● What you should do:
Keep only the lines of the data below that contain "Blasius", and copy them.
:: Records for the task ::
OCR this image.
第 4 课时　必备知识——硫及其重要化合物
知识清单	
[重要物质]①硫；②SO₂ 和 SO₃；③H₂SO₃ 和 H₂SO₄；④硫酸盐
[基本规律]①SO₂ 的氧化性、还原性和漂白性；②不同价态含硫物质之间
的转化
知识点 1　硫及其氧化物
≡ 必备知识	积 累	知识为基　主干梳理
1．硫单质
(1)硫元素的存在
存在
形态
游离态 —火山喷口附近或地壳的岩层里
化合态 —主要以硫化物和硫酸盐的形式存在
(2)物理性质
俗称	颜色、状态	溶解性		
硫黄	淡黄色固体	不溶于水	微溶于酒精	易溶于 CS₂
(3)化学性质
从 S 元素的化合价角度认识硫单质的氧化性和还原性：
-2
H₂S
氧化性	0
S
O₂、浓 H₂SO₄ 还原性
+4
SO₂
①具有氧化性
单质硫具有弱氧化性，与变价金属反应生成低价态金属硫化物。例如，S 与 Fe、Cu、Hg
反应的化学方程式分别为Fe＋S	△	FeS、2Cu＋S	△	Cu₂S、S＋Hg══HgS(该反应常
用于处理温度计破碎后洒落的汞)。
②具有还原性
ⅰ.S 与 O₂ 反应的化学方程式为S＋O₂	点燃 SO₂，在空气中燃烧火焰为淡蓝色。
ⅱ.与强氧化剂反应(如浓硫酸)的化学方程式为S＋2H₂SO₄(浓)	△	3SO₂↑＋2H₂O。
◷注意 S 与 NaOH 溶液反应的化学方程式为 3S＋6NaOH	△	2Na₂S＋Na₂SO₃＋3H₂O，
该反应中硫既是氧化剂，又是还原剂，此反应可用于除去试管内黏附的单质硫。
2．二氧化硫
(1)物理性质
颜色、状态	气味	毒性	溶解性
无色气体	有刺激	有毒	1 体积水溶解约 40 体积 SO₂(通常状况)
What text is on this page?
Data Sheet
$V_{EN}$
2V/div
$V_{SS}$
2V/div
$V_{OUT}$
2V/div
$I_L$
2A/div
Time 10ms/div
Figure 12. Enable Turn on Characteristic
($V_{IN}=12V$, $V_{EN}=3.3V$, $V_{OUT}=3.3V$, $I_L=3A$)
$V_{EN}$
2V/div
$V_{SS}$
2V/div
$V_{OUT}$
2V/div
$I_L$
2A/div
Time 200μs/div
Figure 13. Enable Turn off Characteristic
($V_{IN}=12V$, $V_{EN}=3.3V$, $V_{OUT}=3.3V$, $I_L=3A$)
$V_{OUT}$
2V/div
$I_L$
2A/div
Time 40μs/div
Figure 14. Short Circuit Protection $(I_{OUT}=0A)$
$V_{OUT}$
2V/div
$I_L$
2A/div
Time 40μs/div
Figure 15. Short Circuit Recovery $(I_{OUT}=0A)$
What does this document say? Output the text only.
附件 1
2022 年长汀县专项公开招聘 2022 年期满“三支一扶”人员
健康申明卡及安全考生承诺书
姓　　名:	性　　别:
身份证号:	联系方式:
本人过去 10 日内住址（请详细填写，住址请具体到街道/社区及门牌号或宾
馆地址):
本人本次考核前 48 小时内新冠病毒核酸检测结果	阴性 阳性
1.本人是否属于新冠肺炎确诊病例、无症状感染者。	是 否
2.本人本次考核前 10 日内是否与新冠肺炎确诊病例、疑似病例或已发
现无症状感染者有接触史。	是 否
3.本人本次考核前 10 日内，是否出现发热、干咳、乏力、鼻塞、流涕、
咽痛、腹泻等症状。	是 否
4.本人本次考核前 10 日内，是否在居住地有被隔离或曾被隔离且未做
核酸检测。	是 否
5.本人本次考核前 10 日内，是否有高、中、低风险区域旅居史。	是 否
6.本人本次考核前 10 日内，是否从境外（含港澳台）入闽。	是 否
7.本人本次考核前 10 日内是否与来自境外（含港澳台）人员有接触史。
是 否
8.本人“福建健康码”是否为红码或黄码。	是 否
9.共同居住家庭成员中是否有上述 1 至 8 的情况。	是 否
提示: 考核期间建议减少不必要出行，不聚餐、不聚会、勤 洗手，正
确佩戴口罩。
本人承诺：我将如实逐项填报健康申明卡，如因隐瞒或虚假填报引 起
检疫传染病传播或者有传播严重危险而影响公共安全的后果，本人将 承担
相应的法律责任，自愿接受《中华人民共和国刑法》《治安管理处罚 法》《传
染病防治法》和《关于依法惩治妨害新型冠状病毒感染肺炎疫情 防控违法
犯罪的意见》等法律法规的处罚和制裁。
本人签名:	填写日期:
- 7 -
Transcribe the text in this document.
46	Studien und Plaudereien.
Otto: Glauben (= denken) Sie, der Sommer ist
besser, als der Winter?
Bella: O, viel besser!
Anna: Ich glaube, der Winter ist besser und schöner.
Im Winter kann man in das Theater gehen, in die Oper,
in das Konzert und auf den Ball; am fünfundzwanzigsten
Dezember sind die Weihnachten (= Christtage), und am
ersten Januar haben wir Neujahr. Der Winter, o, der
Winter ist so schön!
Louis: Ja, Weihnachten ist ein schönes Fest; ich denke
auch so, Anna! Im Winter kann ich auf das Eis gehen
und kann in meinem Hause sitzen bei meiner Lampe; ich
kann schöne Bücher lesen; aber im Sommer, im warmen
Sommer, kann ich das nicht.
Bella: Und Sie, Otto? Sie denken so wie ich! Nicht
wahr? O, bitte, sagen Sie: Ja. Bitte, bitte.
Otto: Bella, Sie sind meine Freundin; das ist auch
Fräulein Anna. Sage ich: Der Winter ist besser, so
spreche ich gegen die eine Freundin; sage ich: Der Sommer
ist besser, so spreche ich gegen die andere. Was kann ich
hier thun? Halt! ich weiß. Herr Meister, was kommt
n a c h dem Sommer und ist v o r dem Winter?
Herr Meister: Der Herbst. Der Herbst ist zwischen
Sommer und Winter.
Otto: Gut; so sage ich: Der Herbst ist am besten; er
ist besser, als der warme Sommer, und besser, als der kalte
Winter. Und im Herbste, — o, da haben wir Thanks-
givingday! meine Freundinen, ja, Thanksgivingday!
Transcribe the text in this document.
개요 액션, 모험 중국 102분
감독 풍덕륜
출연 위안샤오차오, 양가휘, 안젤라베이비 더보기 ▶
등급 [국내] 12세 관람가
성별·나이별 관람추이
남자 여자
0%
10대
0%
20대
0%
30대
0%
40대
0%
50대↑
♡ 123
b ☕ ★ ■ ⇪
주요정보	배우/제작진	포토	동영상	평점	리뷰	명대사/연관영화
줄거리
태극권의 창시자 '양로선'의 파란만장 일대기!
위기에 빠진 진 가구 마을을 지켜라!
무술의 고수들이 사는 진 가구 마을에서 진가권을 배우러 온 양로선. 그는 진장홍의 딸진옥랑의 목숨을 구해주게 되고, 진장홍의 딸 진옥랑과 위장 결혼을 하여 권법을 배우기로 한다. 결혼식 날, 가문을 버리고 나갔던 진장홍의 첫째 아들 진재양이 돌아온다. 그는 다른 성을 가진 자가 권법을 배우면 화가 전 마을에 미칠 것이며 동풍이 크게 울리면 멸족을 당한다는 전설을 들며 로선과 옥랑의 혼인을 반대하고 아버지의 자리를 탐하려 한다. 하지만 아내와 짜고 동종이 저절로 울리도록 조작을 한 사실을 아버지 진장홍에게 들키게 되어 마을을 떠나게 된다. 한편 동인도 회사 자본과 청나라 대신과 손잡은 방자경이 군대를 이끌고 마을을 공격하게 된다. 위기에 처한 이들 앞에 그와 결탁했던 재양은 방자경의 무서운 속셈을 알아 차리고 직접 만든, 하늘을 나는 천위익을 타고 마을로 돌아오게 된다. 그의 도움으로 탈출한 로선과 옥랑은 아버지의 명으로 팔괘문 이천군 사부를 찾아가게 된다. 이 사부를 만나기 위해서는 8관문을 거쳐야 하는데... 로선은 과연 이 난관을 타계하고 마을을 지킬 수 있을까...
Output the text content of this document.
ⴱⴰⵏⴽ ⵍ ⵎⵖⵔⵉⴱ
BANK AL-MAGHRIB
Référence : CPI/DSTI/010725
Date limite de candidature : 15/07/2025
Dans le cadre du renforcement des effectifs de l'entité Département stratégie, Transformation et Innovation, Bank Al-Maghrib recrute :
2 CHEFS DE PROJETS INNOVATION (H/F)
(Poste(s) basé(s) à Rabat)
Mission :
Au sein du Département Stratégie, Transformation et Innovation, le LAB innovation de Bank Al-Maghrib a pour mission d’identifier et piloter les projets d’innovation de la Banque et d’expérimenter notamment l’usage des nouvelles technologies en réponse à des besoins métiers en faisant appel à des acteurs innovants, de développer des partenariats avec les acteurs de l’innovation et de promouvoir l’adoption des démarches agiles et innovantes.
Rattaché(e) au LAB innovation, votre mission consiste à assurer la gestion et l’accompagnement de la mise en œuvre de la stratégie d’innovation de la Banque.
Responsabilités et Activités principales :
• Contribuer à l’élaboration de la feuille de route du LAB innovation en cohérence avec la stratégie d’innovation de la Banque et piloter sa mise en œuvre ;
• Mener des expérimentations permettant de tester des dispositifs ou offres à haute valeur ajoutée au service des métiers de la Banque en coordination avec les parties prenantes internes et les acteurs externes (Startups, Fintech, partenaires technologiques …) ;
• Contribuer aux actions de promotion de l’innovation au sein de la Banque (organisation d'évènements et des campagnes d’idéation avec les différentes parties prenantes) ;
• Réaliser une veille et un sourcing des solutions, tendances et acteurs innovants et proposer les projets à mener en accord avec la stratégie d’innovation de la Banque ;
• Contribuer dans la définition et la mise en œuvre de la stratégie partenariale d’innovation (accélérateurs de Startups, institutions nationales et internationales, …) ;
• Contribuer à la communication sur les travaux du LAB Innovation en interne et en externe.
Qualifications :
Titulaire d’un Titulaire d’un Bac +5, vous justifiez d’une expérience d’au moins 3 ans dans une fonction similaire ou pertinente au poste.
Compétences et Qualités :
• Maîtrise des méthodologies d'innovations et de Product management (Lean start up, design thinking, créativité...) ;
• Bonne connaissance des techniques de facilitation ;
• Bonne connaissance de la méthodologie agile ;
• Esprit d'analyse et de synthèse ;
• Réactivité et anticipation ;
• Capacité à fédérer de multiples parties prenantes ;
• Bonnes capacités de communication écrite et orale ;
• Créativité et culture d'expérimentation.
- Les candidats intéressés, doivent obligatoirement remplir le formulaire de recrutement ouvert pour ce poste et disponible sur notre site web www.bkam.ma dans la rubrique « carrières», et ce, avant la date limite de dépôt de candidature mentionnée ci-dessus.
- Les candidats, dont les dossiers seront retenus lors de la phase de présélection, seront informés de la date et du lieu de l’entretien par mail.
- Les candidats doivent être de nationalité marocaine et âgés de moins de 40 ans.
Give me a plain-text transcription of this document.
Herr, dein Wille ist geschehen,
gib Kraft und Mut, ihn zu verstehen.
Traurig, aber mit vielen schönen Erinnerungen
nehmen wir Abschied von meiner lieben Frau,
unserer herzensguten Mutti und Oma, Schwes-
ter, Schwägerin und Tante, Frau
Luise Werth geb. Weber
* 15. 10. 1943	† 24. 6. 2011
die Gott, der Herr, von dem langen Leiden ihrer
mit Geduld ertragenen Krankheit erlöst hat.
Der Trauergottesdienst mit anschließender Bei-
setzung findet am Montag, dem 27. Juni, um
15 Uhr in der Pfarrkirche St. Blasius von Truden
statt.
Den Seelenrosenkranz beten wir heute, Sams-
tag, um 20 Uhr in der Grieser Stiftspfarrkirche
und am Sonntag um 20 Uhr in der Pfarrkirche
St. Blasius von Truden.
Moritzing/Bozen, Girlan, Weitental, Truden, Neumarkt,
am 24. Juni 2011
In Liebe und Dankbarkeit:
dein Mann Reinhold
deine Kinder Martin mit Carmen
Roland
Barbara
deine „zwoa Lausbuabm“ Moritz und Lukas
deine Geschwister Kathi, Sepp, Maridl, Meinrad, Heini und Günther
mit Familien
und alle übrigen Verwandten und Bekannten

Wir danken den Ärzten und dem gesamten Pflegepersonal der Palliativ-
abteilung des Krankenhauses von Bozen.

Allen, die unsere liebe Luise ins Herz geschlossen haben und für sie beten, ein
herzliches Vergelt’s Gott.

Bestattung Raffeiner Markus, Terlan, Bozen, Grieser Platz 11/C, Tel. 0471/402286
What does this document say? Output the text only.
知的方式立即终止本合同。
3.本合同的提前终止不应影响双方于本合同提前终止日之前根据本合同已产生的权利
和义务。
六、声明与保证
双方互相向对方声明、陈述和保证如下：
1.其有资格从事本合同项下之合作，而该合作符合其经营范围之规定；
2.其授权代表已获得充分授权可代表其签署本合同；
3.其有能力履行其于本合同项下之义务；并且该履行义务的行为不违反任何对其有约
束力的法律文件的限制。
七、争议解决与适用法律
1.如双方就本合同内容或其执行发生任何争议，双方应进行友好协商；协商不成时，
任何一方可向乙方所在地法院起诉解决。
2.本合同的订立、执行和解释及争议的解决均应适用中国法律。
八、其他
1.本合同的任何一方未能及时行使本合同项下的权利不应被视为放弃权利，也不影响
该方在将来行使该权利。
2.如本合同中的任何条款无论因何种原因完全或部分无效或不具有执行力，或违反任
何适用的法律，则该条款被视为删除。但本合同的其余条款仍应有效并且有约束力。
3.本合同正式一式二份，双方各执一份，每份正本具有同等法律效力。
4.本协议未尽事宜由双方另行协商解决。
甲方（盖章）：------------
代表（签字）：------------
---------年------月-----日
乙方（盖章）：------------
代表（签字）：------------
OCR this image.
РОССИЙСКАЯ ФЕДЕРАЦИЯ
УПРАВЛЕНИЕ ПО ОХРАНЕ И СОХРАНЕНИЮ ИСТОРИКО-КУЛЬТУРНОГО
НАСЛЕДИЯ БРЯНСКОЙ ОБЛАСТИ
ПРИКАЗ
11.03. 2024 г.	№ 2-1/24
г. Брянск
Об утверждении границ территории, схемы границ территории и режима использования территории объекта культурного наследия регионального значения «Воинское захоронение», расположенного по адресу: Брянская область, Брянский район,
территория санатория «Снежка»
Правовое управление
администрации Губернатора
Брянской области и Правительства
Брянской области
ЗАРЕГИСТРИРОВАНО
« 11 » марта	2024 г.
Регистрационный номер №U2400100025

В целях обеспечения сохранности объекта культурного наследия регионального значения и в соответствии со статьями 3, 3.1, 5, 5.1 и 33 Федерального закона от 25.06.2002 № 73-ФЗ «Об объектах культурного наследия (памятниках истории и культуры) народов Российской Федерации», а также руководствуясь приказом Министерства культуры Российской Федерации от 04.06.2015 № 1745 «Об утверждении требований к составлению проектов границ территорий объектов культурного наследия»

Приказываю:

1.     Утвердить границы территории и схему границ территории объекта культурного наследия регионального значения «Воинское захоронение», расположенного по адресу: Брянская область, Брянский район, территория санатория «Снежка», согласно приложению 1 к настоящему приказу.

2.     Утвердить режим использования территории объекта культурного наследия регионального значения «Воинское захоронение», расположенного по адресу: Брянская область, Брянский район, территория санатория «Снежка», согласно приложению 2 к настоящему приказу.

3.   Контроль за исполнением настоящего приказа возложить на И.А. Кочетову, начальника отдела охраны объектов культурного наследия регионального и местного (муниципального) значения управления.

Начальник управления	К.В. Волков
:::
● Solution to this task:
15 Uhr in der Pfarrkirche St. Blasius von Truden
St. Blasius von Truden.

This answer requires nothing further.